■ PROBLEM STATEMENT ■
Everything from the line that contains "Read all visible content and emit it as JSON." through the final line of the records should be written out exactly, and nothing outside that span.

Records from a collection

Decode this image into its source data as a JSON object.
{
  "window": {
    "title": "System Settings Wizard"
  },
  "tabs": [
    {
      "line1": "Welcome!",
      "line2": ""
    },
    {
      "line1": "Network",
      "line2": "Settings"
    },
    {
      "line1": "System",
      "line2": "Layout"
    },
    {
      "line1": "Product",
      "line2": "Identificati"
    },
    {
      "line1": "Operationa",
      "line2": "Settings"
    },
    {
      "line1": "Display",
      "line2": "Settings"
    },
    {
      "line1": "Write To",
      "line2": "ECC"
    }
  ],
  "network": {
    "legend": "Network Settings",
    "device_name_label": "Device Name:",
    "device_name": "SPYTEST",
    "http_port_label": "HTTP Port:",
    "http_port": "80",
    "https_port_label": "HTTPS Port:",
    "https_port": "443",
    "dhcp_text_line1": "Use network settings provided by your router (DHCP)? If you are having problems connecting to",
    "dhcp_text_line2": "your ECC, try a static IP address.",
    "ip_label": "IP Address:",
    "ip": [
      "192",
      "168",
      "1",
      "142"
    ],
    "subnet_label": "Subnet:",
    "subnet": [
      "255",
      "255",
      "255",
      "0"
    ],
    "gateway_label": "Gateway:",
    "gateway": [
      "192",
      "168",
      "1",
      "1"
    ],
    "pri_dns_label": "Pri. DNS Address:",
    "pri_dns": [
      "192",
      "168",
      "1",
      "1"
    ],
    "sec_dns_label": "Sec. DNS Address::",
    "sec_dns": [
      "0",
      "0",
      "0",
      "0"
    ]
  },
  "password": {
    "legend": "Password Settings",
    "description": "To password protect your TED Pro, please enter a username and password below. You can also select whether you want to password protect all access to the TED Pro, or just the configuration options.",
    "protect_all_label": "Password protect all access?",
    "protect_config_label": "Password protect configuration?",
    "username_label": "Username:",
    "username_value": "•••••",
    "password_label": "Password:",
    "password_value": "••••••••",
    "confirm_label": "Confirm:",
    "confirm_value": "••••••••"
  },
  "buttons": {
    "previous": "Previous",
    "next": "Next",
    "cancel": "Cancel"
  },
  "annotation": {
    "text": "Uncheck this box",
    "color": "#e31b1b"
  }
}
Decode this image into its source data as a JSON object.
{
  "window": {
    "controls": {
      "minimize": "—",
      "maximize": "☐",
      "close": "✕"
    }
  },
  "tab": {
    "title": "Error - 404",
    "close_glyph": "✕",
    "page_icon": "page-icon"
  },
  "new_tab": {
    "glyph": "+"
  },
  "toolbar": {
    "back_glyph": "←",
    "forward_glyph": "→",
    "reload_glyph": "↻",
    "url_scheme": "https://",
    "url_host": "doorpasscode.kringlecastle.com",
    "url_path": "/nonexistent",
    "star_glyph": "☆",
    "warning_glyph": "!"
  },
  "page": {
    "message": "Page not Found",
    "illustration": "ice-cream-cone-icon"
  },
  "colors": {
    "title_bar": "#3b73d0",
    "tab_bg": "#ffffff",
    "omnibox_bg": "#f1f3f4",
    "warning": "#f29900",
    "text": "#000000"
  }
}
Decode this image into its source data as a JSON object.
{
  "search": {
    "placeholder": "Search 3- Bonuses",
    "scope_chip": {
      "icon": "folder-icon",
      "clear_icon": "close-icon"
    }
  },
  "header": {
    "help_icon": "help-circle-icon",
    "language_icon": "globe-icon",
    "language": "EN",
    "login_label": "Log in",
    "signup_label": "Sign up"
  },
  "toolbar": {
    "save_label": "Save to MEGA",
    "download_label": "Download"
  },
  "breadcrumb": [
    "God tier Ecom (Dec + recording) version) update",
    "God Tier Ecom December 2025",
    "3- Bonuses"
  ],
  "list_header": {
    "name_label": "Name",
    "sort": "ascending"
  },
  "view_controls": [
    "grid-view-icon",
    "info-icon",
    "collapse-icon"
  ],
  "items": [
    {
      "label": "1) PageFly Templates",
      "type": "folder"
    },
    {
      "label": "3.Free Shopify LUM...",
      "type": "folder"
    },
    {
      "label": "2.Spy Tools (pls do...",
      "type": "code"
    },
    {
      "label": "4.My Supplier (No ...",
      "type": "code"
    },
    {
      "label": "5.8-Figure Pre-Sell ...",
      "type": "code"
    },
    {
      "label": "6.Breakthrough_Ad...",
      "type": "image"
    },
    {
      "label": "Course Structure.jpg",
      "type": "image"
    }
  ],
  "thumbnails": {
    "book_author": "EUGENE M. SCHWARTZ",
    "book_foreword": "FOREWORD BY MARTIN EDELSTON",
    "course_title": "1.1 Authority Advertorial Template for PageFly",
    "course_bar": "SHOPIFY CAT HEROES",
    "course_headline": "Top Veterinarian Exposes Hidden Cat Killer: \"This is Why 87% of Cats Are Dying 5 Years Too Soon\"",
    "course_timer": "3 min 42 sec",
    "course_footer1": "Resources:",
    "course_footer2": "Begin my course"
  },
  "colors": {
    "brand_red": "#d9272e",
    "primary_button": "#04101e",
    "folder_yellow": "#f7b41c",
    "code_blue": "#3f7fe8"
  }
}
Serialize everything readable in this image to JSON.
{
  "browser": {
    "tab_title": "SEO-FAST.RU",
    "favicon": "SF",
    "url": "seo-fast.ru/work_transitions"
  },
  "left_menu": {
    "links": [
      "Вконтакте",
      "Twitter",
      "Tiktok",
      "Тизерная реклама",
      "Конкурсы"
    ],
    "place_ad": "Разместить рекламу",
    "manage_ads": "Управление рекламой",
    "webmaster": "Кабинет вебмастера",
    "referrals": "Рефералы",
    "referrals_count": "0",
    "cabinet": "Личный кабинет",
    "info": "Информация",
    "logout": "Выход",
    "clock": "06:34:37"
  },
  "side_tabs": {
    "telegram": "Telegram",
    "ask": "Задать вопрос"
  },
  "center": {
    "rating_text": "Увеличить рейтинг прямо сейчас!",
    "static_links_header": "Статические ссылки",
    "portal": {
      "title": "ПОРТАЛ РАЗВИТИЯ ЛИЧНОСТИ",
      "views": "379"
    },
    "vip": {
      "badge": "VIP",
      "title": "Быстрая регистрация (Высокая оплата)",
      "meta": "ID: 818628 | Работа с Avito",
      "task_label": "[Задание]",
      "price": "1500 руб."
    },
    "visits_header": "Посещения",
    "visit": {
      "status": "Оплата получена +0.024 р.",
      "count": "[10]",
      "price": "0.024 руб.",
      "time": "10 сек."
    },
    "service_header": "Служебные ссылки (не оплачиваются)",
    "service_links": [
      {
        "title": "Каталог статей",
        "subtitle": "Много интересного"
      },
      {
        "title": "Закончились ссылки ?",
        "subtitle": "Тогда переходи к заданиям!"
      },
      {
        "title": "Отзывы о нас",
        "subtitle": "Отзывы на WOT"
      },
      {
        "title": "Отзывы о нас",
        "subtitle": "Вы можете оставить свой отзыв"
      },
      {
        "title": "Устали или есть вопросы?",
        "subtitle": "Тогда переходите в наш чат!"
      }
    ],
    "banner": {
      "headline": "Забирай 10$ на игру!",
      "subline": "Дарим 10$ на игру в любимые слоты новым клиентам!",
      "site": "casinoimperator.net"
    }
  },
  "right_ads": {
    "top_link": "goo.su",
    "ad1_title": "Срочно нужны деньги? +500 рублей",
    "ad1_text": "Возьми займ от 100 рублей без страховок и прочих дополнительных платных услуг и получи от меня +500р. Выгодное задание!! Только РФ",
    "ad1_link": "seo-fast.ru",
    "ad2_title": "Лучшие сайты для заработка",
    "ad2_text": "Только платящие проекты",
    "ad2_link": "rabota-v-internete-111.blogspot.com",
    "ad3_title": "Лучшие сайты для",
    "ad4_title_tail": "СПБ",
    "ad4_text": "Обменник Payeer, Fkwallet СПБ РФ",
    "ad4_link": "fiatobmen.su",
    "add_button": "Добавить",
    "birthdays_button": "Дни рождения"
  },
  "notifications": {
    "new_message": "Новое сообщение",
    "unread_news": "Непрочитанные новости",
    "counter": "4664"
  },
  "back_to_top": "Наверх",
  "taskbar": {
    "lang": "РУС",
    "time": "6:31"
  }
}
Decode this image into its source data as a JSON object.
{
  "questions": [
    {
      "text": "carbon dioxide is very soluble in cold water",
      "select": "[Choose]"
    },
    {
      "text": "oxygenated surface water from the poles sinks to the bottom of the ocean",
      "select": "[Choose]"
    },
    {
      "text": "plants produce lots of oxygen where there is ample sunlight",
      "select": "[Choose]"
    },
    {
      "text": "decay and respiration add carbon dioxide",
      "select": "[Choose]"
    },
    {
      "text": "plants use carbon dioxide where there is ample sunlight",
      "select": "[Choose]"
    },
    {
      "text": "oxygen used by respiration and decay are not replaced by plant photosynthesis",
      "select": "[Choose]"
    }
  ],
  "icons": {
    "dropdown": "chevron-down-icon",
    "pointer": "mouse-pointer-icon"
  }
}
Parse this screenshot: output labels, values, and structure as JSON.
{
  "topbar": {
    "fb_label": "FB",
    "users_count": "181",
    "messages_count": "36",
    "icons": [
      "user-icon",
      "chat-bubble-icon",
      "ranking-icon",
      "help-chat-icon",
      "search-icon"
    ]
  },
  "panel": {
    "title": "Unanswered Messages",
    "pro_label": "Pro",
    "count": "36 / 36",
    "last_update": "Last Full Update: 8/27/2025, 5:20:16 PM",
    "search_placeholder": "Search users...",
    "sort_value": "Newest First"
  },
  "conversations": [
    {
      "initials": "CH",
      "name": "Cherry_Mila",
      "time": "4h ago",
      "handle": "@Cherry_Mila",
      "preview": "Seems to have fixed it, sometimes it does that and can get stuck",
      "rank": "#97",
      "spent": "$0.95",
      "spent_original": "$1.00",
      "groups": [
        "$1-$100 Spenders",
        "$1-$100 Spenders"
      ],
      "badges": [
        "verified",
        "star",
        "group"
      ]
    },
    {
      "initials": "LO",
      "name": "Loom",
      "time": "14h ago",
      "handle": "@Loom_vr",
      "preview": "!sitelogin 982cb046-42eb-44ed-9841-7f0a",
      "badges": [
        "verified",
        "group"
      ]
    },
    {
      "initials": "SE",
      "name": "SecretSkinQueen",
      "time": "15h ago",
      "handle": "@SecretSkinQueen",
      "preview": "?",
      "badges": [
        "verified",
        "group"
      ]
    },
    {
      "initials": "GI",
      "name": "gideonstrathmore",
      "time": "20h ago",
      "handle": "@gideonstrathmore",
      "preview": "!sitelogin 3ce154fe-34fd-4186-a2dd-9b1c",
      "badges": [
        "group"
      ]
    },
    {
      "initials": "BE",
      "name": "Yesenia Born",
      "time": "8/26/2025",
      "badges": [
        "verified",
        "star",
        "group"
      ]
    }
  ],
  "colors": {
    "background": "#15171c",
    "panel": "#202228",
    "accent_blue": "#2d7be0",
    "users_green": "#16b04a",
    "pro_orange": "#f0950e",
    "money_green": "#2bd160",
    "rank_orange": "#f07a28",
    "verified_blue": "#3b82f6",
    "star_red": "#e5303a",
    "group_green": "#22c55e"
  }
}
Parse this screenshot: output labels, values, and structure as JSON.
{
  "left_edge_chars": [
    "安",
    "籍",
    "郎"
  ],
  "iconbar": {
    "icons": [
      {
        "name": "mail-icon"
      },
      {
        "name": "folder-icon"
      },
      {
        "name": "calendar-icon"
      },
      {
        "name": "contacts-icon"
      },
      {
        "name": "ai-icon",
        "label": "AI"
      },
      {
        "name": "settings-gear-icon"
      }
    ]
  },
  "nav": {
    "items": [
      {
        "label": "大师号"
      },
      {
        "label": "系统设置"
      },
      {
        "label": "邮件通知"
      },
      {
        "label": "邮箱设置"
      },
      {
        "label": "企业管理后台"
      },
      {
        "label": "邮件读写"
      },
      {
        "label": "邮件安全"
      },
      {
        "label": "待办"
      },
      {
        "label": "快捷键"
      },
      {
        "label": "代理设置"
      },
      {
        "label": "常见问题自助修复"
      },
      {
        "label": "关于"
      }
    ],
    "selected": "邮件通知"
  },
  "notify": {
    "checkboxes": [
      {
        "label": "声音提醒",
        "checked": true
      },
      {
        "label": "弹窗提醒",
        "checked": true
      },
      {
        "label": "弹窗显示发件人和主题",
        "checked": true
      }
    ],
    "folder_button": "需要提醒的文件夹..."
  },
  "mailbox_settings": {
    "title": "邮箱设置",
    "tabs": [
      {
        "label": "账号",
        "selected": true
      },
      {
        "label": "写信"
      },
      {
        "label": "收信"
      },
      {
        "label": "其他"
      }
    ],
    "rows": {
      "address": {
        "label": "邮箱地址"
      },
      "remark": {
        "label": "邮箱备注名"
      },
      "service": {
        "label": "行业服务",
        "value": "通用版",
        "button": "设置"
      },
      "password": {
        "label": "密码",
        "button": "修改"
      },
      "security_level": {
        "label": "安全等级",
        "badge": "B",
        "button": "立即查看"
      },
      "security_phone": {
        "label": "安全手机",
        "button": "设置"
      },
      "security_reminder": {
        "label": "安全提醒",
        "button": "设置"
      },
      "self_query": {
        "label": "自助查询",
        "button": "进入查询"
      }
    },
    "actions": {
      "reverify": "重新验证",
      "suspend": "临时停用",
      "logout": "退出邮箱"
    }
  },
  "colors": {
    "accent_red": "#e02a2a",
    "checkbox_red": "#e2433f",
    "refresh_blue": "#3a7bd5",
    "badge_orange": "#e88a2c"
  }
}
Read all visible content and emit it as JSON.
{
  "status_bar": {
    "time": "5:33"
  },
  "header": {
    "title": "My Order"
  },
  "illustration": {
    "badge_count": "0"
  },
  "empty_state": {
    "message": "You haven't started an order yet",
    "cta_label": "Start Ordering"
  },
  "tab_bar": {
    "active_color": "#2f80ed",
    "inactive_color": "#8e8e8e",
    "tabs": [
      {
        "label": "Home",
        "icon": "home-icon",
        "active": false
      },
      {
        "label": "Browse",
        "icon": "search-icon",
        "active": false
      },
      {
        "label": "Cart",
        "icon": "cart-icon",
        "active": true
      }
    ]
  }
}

■ RESPONSE TO THE TASK ■
Read all visible content and emit it as JSON.
{
  "status_bar": {
    "time": "5:33"
  },
  "header": {
    "title": "My Order"
  },
  "illustration": {
    "badge_count": "0"
  },
  "empty_state": {
    "message": "You haven't started an order yet",
    "cta_label": "Start Ordering"
  },
  "tab_bar": {
    "active_color": "#2f80ed",
    "inactive_color": "#8e8e8e",
    "tabs": [
      {
        "label": "Home",
        "icon": "home-icon",
        "active": false
      },
      {
        "label": "Browse",
        "icon": "search-icon",
        "active": false
      },
      {
        "label": "Cart",
        "icon": "cart-icon",
        "active": true
      }
    ]
  }
}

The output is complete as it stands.